─── Data to process ───
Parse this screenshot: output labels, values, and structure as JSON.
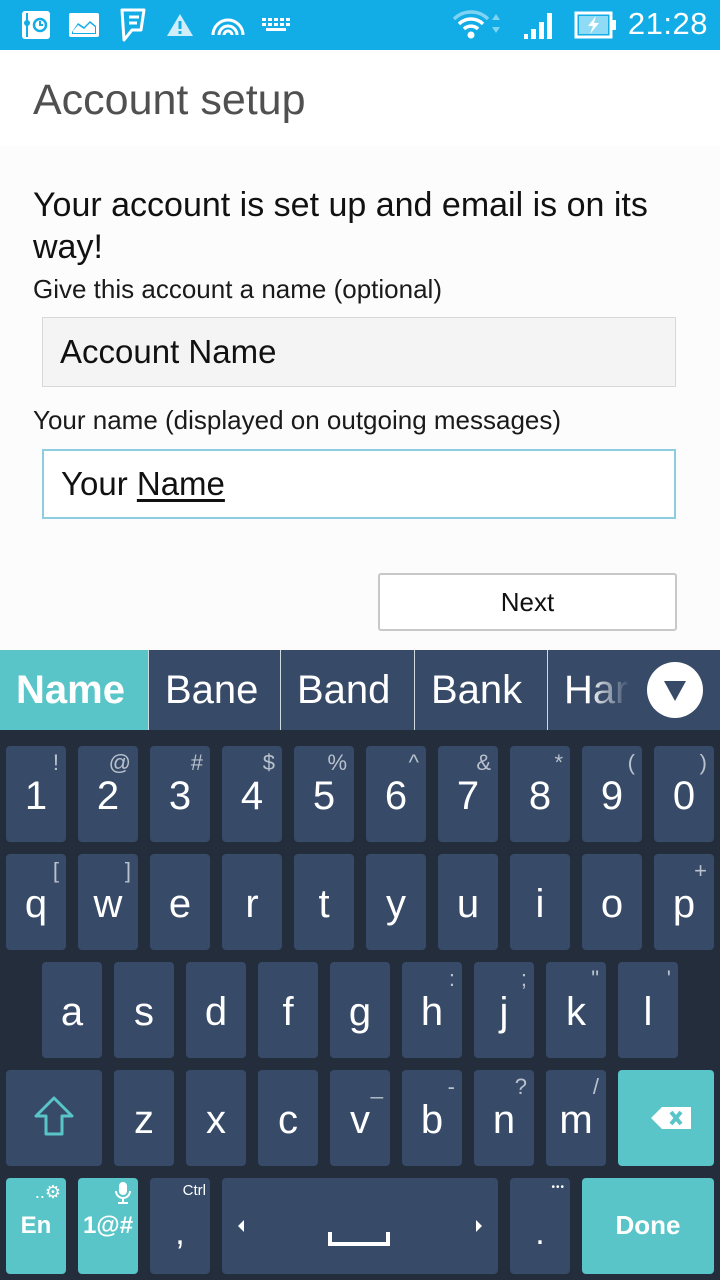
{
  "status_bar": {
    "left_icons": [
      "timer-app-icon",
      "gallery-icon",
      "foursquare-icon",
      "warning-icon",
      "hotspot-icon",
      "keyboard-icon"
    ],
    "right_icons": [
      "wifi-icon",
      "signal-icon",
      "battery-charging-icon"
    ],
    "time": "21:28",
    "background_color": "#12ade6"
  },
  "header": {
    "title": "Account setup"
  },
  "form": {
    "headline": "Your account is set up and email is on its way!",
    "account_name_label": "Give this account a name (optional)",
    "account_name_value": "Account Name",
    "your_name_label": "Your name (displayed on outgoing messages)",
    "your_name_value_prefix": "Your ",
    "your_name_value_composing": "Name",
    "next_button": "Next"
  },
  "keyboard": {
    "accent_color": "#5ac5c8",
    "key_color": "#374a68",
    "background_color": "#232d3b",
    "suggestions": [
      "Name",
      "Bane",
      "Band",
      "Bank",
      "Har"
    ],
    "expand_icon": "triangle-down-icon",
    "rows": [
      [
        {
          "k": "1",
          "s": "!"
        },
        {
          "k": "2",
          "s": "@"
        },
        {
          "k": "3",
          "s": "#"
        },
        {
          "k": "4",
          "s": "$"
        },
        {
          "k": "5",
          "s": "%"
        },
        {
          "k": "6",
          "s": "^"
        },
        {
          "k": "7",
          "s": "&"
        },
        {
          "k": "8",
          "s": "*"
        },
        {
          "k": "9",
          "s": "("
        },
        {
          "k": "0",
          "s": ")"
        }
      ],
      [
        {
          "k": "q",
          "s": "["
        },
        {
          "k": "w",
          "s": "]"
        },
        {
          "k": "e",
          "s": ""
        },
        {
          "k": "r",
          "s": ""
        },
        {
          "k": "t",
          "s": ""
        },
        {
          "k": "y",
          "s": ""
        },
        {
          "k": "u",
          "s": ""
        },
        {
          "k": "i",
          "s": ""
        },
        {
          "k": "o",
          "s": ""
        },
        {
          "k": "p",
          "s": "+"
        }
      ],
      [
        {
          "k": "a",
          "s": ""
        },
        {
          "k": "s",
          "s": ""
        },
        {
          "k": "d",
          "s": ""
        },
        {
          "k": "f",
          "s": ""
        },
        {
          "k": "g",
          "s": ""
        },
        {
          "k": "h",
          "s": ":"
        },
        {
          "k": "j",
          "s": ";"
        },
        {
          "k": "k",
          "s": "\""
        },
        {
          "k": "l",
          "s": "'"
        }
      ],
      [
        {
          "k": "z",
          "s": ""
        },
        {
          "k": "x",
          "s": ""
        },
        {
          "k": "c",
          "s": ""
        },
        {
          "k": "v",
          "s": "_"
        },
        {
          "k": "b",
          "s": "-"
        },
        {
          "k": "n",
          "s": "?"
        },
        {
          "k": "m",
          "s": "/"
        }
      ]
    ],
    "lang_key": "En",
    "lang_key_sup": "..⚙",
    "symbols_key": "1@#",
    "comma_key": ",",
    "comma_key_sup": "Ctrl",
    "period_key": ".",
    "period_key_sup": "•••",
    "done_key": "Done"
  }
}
───
The task
Repeat all of the records verbatim, leaving out the pictures.

Response to the task
Parse this screenshot: output labels, values, and structure as JSON.
{
  "status_bar": {
    "left_icons": [
      "timer-app-icon",
      "gallery-icon",
      "foursquare-icon",
      "warning-icon",
      "hotspot-icon",
      "keyboard-icon"
    ],
    "right_icons": [
      "wifi-icon",
      "signal-icon",
      "battery-charging-icon"
    ],
    "time": "21:28",
    "background_color": "#12ade6"
  },
  "header": {
    "title": "Account setup"
  },
  "form": {
    "headline": "Your account is set up and email is on its way!",
    "account_name_label": "Give this account a name (optional)",
    "account_name_value": "Account Name",
    "your_name_label": "Your name (displayed on outgoing messages)",
    "your_name_value_prefix": "Your ",
    "your_name_value_composing": "Name",
    "next_button": "Next"
  },
  "keyboard": {
    "accent_color": "#5ac5c8",
    "key_color": "#374a68",
    "background_color": "#232d3b",
    "suggestions": [
      "Name",
      "Bane",
      "Band",
      "Bank",
      "Har"
    ],
    "expand_icon": "triangle-down-icon",
    "rows": [
      [
        {
          "k": "1",
          "s": "!"
        },
        {
          "k": "2",
          "s": "@"
        },
        {
          "k": "3",
          "s": "#"
        },
        {
          "k": "4",
          "s": "$"
        },
        {
          "k": "5",
          "s": "%"
        },
        {
          "k": "6",
          "s": "^"
        },
        {
          "k": "7",
          "s": "&"
        },
        {
          "k": "8",
          "s": "*"
        },
        {
          "k": "9",
          "s": "("
        },
        {
          "k": "0",
          "s": ")"
        }
      ],
      [
        {
          "k": "q",
          "s": "["
        },
        {
          "k": "w",
          "s": "]"
        },
        {
          "k": "e",
          "s": ""
        },
        {
          "k": "r",
          "s": ""
        },
        {
          "k": "t",
          "s": ""
        },
        {
          "k": "y",
          "s": ""
        },
        {
          "k": "u",
          "s": ""
        },
        {
          "k": "i",
          "s": ""
        },
        {
          "k": "o",
          "s": ""
        },
        {
          "k": "p",
          "s": "+"
        }
      ],
      [
        {
          "k": "a",
          "s": ""
        },
        {
          "k": "s",
          "s": ""
        },
        {
          "k": "d",
          "s": ""
        },
        {
          "k": "f",
          "s": ""
        },
        {
          "k": "g",
          "s": ""
        },
        {
          "k": "h",
          "s": ":"
        },
        {
          "k": "j",
          "s": ";"
        },
        {
          "k": "k",
          "s": "\""
        },
        {
          "k": "l",
          "s": "'"
        }
      ],
      [
        {
          "k": "z",
          "s": ""
        },
        {
          "k": "x",
          "s": ""
        },
        {
          "k": "c",
          "s": ""
        },
        {
          "k": "v",
          "s": "_"
        },
        {
          "k": "b",
          "s": "-"
        },
        {
          "k": "n",
          "s": "?"
        },
        {
          "k": "m",
          "s": "/"
        }
      ]
    ],
    "lang_key": "En",
    "lang_key_sup": "..⚙",
    "symbols_key": "1@#",
    "comma_key": ",",
    "comma_key_sup": "Ctrl",
    "period_key": ".",
    "period_key_sup": "•••",
    "done_key": "Done"
  }
}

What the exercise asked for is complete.